(Dataset records)
[START]

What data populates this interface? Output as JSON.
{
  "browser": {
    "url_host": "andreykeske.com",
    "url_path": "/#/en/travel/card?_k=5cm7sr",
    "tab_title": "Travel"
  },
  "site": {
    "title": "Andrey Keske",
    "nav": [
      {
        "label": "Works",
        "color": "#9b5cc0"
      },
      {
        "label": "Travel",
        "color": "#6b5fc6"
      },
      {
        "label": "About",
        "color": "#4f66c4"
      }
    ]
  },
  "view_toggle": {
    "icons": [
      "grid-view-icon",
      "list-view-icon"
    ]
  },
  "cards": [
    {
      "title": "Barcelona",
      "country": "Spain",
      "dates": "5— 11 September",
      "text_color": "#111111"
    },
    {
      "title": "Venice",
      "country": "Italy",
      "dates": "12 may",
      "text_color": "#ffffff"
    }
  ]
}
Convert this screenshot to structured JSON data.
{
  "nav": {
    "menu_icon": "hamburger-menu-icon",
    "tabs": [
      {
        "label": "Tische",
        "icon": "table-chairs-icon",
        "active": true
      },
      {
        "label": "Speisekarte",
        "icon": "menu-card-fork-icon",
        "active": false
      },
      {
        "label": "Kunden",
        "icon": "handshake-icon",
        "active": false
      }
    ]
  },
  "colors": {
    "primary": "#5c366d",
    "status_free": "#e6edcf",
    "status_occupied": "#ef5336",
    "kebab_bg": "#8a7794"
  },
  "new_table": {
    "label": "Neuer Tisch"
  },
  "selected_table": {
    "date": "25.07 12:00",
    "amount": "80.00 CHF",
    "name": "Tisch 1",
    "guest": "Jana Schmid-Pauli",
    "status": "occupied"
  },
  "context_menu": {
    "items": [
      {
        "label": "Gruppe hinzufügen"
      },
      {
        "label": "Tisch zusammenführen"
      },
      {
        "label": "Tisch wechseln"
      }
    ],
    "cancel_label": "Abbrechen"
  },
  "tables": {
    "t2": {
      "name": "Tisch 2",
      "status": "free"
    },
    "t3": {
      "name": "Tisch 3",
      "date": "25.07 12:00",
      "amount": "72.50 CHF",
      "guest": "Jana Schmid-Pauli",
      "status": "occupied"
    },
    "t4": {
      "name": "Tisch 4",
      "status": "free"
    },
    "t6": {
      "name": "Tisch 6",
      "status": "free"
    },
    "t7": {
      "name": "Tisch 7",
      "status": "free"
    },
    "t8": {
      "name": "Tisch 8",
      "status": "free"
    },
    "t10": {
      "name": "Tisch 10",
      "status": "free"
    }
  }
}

[END]

▸ Task description: Working from the material above, retype it in its entirety without change.

▸ Answer:
What data populates this interface? Output as JSON.
{
  "browser": {
    "url_host": "andreykeske.com",
    "url_path": "/#/en/travel/card?_k=5cm7sr",
    "tab_title": "Travel"
  },
  "site": {
    "title": "Andrey Keske",
    "nav": [
      {
        "label": "Works",
        "color": "#9b5cc0"
      },
      {
        "label": "Travel",
        "color": "#6b5fc6"
      },
      {
        "label": "About",
        "color": "#4f66c4"
      }
    ]
  },
  "view_toggle": {
    "icons": [
      "grid-view-icon",
      "list-view-icon"
    ]
  },
  "cards": [
    {
      "title": "Barcelona",
      "country": "Spain",
      "dates": "5— 11 September",
      "text_color": "#111111"
    },
    {
      "title": "Venice",
      "country": "Italy",
      "dates": "12 may",
      "text_color": "#ffffff"
    }
  ]
}
Convert this screenshot to structured JSON data.
{
  "nav": {
    "menu_icon": "hamburger-menu-icon",
    "tabs": [
      {
        "label": "Tische",
        "icon": "table-chairs-icon",
        "active": true
      },
      {
        "label": "Speisekarte",
        "icon": "menu-card-fork-icon",
        "active": false
      },
      {
        "label": "Kunden",
        "icon": "handshake-icon",
        "active": false
      }
    ]
  },
  "colors": {
    "primary": "#5c366d",
    "status_free": "#e6edcf",
    "status_occupied": "#ef5336",
    "kebab_bg": "#8a7794"
  },
  "new_table": {
    "label": "Neuer Tisch"
  },
  "selected_table": {
    "date": "25.07 12:00",
    "amount": "80.00 CHF",
    "name": "Tisch 1",
    "guest": "Jana Schmid-Pauli",
    "status": "occupied"
  },
  "context_menu": {
    "items": [
      {
        "label": "Gruppe hinzufügen"
      },
      {
        "label": "Tisch zusammenführen"
      },
      {
        "label": "Tisch wechseln"
      }
    ],
    "cancel_label": "Abbrechen"
  },
  "tables": {
    "t2": {
      "name": "Tisch 2",
      "status": "free"
    },
    "t3": {
      "name": "Tisch 3",
      "date": "25.07 12:00",
      "amount": "72.50 CHF",
      "guest": "Jana Schmid-Pauli",
      "status": "occupied"
    },
    "t4": {
      "name": "Tisch 4",
      "status": "free"
    },
    "t6": {
      "name": "Tisch 6",
      "status": "free"
    },
    "t7": {
      "name": "Tisch 7",
      "status": "free"
    },
    "t8": {
      "name": "Tisch 8",
      "status": "free"
    },
    "t10": {
      "name": "Tisch 10",
      "status": "free"
    }
  }
}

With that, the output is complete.